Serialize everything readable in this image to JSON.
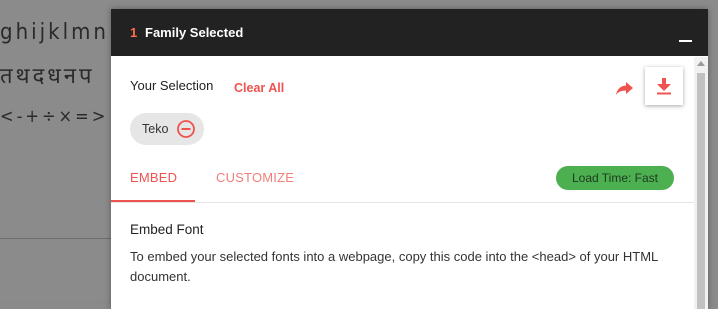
{
  "background": {
    "line1": "ghijklmn",
    "line2": "तथदधनप",
    "line3": "<-+÷×=>"
  },
  "header": {
    "count": "1",
    "title": "Family Selected"
  },
  "selection": {
    "label": "Your Selection",
    "clear_all": "Clear All",
    "chips": [
      {
        "name": "Teko"
      }
    ]
  },
  "tabs": [
    {
      "label": "EMBED",
      "active": true
    },
    {
      "label": "CUSTOMIZE",
      "active": false
    }
  ],
  "load_time": "Load Time: Fast",
  "embed": {
    "title": "Embed Font",
    "description": "To embed your selected fonts into a webpage, copy this code into the <head> of your HTML document."
  },
  "colors": {
    "accent": "#ef5350",
    "header_bg": "#222222",
    "badge_green": "#4caf50"
  },
  "icons": {
    "share": "share-arrow-icon",
    "download": "download-icon",
    "remove": "remove-circle-icon",
    "minimize": "minimize-icon"
  }
}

============================================================

● To do:
Of all the lines above, how many contain the word "label"? Give the number and nothing else.

● Exercise response:
3